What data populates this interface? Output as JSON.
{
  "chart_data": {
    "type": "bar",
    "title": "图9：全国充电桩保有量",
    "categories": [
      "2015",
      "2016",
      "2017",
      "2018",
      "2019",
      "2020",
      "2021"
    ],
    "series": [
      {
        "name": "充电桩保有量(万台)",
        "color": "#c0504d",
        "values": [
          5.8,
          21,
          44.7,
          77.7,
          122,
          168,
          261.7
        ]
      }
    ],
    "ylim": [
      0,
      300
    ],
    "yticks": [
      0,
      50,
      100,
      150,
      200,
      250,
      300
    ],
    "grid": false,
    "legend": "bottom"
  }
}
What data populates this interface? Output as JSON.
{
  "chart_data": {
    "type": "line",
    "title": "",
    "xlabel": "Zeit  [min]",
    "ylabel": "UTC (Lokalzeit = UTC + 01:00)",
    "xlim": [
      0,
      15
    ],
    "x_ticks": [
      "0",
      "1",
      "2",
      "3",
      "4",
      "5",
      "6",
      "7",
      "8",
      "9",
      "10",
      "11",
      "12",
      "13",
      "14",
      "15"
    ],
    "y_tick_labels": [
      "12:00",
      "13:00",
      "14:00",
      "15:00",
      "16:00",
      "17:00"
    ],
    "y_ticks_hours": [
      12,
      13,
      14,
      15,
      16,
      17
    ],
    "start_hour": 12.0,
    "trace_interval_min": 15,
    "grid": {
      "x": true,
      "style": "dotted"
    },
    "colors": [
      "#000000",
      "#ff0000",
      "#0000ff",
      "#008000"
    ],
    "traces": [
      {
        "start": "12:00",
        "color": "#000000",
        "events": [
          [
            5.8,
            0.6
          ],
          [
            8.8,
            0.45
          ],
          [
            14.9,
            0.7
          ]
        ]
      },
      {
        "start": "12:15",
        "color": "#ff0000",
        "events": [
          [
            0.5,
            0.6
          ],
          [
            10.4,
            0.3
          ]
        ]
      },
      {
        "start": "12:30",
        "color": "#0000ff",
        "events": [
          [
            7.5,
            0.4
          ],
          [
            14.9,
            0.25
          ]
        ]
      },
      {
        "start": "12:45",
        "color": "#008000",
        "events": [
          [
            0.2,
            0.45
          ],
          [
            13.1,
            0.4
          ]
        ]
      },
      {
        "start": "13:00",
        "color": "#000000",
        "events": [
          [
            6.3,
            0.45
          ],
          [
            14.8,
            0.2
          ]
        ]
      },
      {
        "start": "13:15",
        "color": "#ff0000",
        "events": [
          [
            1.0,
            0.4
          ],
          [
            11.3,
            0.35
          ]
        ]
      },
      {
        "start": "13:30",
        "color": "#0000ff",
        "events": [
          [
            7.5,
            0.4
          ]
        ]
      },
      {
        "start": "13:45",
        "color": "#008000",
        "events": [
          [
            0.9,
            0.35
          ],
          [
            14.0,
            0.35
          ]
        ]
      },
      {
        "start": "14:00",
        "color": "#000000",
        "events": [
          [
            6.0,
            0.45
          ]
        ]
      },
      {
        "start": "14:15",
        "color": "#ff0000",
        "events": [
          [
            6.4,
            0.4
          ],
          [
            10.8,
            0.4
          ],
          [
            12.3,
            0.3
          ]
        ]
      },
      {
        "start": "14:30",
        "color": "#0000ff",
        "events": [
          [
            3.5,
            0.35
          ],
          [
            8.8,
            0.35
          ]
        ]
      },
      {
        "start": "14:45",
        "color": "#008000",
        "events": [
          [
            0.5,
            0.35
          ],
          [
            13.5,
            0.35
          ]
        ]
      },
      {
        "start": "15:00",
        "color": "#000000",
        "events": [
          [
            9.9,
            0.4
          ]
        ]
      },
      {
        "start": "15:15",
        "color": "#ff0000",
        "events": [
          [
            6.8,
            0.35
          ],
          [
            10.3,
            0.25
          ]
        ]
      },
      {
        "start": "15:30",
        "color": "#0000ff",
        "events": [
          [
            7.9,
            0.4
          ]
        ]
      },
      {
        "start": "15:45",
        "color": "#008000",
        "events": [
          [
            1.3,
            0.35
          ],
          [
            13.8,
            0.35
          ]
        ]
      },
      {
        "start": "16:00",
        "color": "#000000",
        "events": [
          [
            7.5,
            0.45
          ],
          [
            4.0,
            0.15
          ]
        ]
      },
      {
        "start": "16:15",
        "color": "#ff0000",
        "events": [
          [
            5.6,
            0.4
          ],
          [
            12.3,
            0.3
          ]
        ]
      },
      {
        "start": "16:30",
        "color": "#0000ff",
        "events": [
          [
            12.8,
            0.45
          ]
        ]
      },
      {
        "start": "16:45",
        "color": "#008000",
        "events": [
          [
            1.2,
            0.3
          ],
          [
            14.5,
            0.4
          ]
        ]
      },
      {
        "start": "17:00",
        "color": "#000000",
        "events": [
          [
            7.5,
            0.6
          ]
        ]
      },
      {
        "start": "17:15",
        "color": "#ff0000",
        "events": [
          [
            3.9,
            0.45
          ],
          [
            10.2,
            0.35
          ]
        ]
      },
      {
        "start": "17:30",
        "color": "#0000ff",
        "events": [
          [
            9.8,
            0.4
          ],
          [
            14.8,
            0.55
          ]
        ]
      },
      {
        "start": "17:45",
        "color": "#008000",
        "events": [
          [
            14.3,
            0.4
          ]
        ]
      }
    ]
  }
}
....
Task statement: All the entries above need to be reproduced exactly.

Response to the exercise:
What data populates this interface? Output as JSON.
{
  "chart_data": {
    "type": "bar",
    "title": "图9：全国充电桩保有量",
    "categories": [
      "2015",
      "2016",
      "2017",
      "2018",
      "2019",
      "2020",
      "2021"
    ],
    "series": [
      {
        "name": "充电桩保有量(万台)",
        "color": "#c0504d",
        "values": [
          5.8,
          21,
          44.7,
          77.7,
          122,
          168,
          261.7
        ]
      }
    ],
    "ylim": [
      0,
      300
    ],
    "yticks": [
      0,
      50,
      100,
      150,
      200,
      250,
      300
    ],
    "grid": false,
    "legend": "bottom"
  }
}
What data populates this interface? Output as JSON.
{
  "chart_data": {
    "type": "line",
    "title": "",
    "xlabel": "Zeit  [min]",
    "ylabel": "UTC (Lokalzeit = UTC + 01:00)",
    "xlim": [
      0,
      15
    ],
    "x_ticks": [
      "0",
      "1",
      "2",
      "3",
      "4",
      "5",
      "6",
      "7",
      "8",
      "9",
      "10",
      "11",
      "12",
      "13",
      "14",
      "15"
    ],
    "y_tick_labels": [
      "12:00",
      "13:00",
      "14:00",
      "15:00",
      "16:00",
      "17:00"
    ],
    "y_ticks_hours": [
      12,
      13,
      14,
      15,
      16,
      17
    ],
    "start_hour": 12.0,
    "trace_interval_min": 15,
    "grid": {
      "x": true,
      "style": "dotted"
    },
    "colors": [
      "#000000",
      "#ff0000",
      "#0000ff",
      "#008000"
    ],
    "traces": [
      {
        "start": "12:00",
        "color": "#000000",
        "events": [
          [
            5.8,
            0.6
          ],
          [
            8.8,
            0.45
          ],
          [
            14.9,
            0.7
          ]
        ]
      },
      {
        "start": "12:15",
        "color": "#ff0000",
        "events": [
          [
            0.5,
            0.6
          ],
          [
            10.4,
            0.3
          ]
        ]
      },
      {
        "start": "12:30",
        "color": "#0000ff",
        "events": [
          [
            7.5,
            0.4
          ],
          [
            14.9,
            0.25
          ]
        ]
      },
      {
        "start": "12:45",
        "color": "#008000",
        "events": [
          [
            0.2,
            0.45
          ],
          [
            13.1,
            0.4
          ]
        ]
      },
      {
        "start": "13:00",
        "color": "#000000",
        "events": [
          [
            6.3,
            0.45
          ],
          [
            14.8,
            0.2
          ]
        ]
      },
      {
        "start": "13:15",
        "color": "#ff0000",
        "events": [
          [
            1.0,
            0.4
          ],
          [
            11.3,
            0.35
          ]
        ]
      },
      {
        "start": "13:30",
        "color": "#0000ff",
        "events": [
          [
            7.5,
            0.4
          ]
        ]
      },
      {
        "start": "13:45",
        "color": "#008000",
        "events": [
          [
            0.9,
            0.35
          ],
          [
            14.0,
            0.35
          ]
        ]
      },
      {
        "start": "14:00",
        "color": "#000000",
        "events": [
          [
            6.0,
            0.45
          ]
        ]
      },
      {
        "start": "14:15",
        "color": "#ff0000",
        "events": [
          [
            6.4,
            0.4
          ],
          [
            10.8,
            0.4
          ],
          [
            12.3,
            0.3
          ]
        ]
      },
      {
        "start": "14:30",
        "color": "#0000ff",
        "events": [
          [
            3.5,
            0.35
          ],
          [
            8.8,
            0.35
          ]
        ]
      },
      {
        "start": "14:45",
        "color": "#008000",
        "events": [
          [
            0.5,
            0.35
          ],
          [
            13.5,
            0.35
          ]
        ]
      },
      {
        "start": "15:00",
        "color": "#000000",
        "events": [
          [
            9.9,
            0.4
          ]
        ]
      },
      {
        "start": "15:15",
        "color": "#ff0000",
        "events": [
          [
            6.8,
            0.35
          ],
          [
            10.3,
            0.25
          ]
        ]
      },
      {
        "start": "15:30",
        "color": "#0000ff",
        "events": [
          [
            7.9,
            0.4
          ]
        ]
      },
      {
        "start": "15:45",
        "color": "#008000",
        "events": [
          [
            1.3,
            0.35
          ],
          [
            13.8,
            0.35
          ]
        ]
      },
      {
        "start": "16:00",
        "color": "#000000",
        "events": [
          [
            7.5,
            0.45
          ],
          [
            4.0,
            0.15
          ]
        ]
      },
      {
        "start": "16:15",
        "color": "#ff0000",
        "events": [
          [
            5.6,
            0.4
          ],
          [
            12.3,
            0.3
          ]
        ]
      },
      {
        "start": "16:30",
        "color": "#0000ff",
        "events": [
          [
            12.8,
            0.45
          ]
        ]
      },
      {
        "start": "16:45",
        "color": "#008000",
        "events": [
          [
            1.2,
            0.3
          ],
          [
            14.5,
            0.4
          ]
        ]
      },
      {
        "start": "17:00",
        "color": "#000000",
        "events": [
          [
            7.5,
            0.6
          ]
        ]
      },
      {
        "start": "17:15",
        "color": "#ff0000",
        "events": [
          [
            3.9,
            0.45
          ],
          [
            10.2,
            0.35
          ]
        ]
      },
      {
        "start": "17:30",
        "color": "#0000ff",
        "events": [
          [
            9.8,
            0.4
          ],
          [
            14.8,
            0.55
          ]
        ]
      },
      {
        "start": "17:45",
        "color": "#008000",
        "events": [
          [
            14.3,
            0.4
          ]
        ]
      }
    ]
  }
}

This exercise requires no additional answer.